→ WORK REQUIRED
Repeat the material verbatim. Images are excluded from the copy.

→ RECORDS FOR THE EXERCISE
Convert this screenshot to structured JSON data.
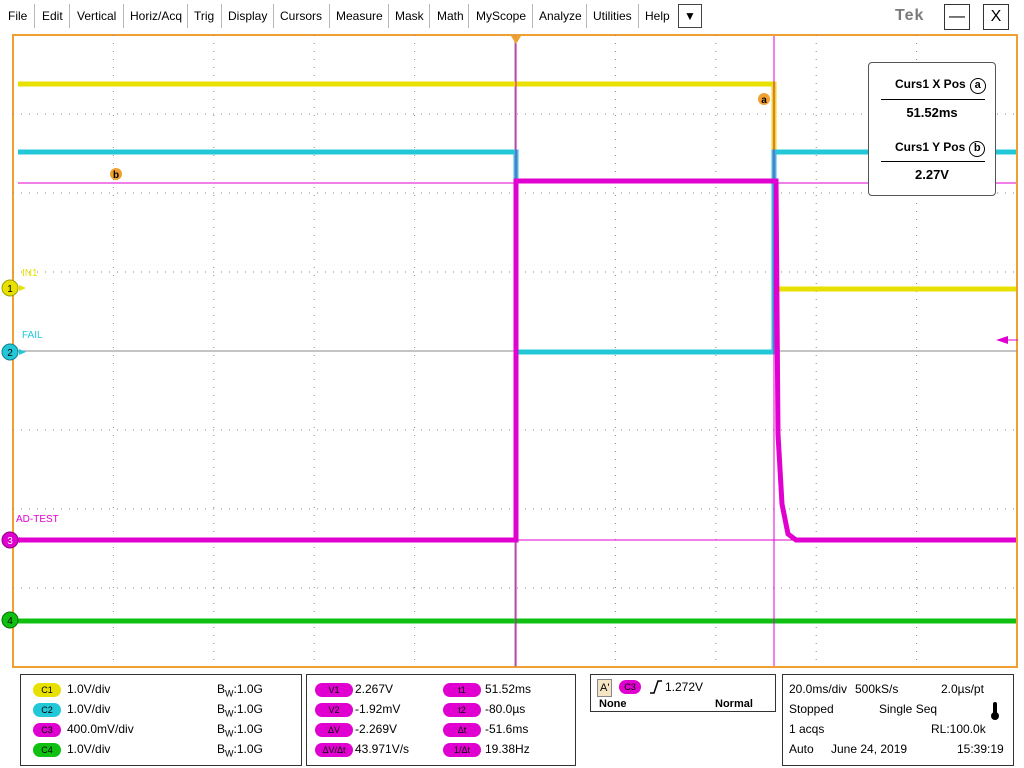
{
  "menu": {
    "items": [
      "File",
      "Edit",
      "Vertical",
      "Horiz/Acq",
      "Trig",
      "Display",
      "Cursors",
      "Measure",
      "Mask",
      "Math",
      "MyScope",
      "Analyze",
      "Utilities",
      "Help"
    ],
    "dropdown_glyph": "▼",
    "logo": "Tek",
    "minimize": "—",
    "close": "X"
  },
  "traces": {
    "ch1_label": "IN1",
    "ch2_label": "FAIL",
    "ch3_label": "AD-TEST",
    "markers": [
      "1",
      "2",
      "3",
      "4"
    ],
    "cursor_a": "a",
    "cursor_b": "b"
  },
  "colors": {
    "ch1": "#e8e000",
    "ch2": "#22c8d8",
    "ch3": "#e000d0",
    "ch4": "#10c010",
    "frame": "#f0a030",
    "grid": "#8a8a8a"
  },
  "readout": {
    "x_title": "Curs1 X Pos",
    "x_symbol": "a",
    "x_value": "51.52ms",
    "y_title": "Curs1 Y Pos",
    "y_symbol": "b",
    "y_value": "2.27V"
  },
  "channels": [
    {
      "badge": "C1",
      "scale": "1.0V/div",
      "bw": "1.0G"
    },
    {
      "badge": "C2",
      "scale": "1.0V/div",
      "bw": "1.0G"
    },
    {
      "badge": "C3",
      "scale": "400.0mV/div",
      "bw": "1.0G"
    },
    {
      "badge": "C4",
      "scale": "1.0V/div",
      "bw": "1.0G"
    }
  ],
  "bw_prefix": "B",
  "bw_sub": "W",
  "cursors": {
    "left": [
      {
        "badge": "V1",
        "value": "2.267V"
      },
      {
        "badge": "V2",
        "value": "-1.92mV"
      },
      {
        "badge": "ΔV",
        "value": "-2.269V"
      },
      {
        "badge": "ΔV/Δt",
        "value": "43.971V/s"
      }
    ],
    "right": [
      {
        "badge": "t1",
        "value": "51.52ms"
      },
      {
        "badge": "t2",
        "value": "-80.0µs"
      },
      {
        "badge": "Δt",
        "value": "-51.6ms"
      },
      {
        "badge": "1/Δt",
        "value": "19.38Hz"
      }
    ]
  },
  "trigger": {
    "source_a": "A'",
    "source_ch": "C3",
    "level": "1.272V",
    "coupling": "None",
    "mode": "Normal"
  },
  "acquisition": {
    "timebase": "20.0ms/div",
    "sample_rate": "500kS/s",
    "resolution": "2.0µs/pt",
    "state": "Stopped",
    "seq": "Single Seq",
    "acqs": "1 acqs",
    "record_length": "RL:100.0k",
    "mode": "Auto",
    "date": "June 24, 2019",
    "time": "15:39:19"
  }
}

→ SOLVED PROBLEM
Convert this screenshot to structured JSON data.
{
  "menu": {
    "items": [
      "File",
      "Edit",
      "Vertical",
      "Horiz/Acq",
      "Trig",
      "Display",
      "Cursors",
      "Measure",
      "Mask",
      "Math",
      "MyScope",
      "Analyze",
      "Utilities",
      "Help"
    ],
    "dropdown_glyph": "▼",
    "logo": "Tek",
    "minimize": "—",
    "close": "X"
  },
  "traces": {
    "ch1_label": "IN1",
    "ch2_label": "FAIL",
    "ch3_label": "AD-TEST",
    "markers": [
      "1",
      "2",
      "3",
      "4"
    ],
    "cursor_a": "a",
    "cursor_b": "b"
  },
  "colors": {
    "ch1": "#e8e000",
    "ch2": "#22c8d8",
    "ch3": "#e000d0",
    "ch4": "#10c010",
    "frame": "#f0a030",
    "grid": "#8a8a8a"
  },
  "readout": {
    "x_title": "Curs1 X Pos",
    "x_symbol": "a",
    "x_value": "51.52ms",
    "y_title": "Curs1 Y Pos",
    "y_symbol": "b",
    "y_value": "2.27V"
  },
  "channels": [
    {
      "badge": "C1",
      "scale": "1.0V/div",
      "bw": "1.0G"
    },
    {
      "badge": "C2",
      "scale": "1.0V/div",
      "bw": "1.0G"
    },
    {
      "badge": "C3",
      "scale": "400.0mV/div",
      "bw": "1.0G"
    },
    {
      "badge": "C4",
      "scale": "1.0V/div",
      "bw": "1.0G"
    }
  ],
  "bw_prefix": "B",
  "bw_sub": "W",
  "cursors": {
    "left": [
      {
        "badge": "V1",
        "value": "2.267V"
      },
      {
        "badge": "V2",
        "value": "-1.92mV"
      },
      {
        "badge": "ΔV",
        "value": "-2.269V"
      },
      {
        "badge": "ΔV/Δt",
        "value": "43.971V/s"
      }
    ],
    "right": [
      {
        "badge": "t1",
        "value": "51.52ms"
      },
      {
        "badge": "t2",
        "value": "-80.0µs"
      },
      {
        "badge": "Δt",
        "value": "-51.6ms"
      },
      {
        "badge": "1/Δt",
        "value": "19.38Hz"
      }
    ]
  },
  "trigger": {
    "source_a": "A'",
    "source_ch": "C3",
    "level": "1.272V",
    "coupling": "None",
    "mode": "Normal"
  },
  "acquisition": {
    "timebase": "20.0ms/div",
    "sample_rate": "500kS/s",
    "resolution": "2.0µs/pt",
    "state": "Stopped",
    "seq": "Single Seq",
    "acqs": "1 acqs",
    "record_length": "RL:100.0k",
    "mode": "Auto",
    "date": "June 24, 2019",
    "time": "15:39:19"
  }
}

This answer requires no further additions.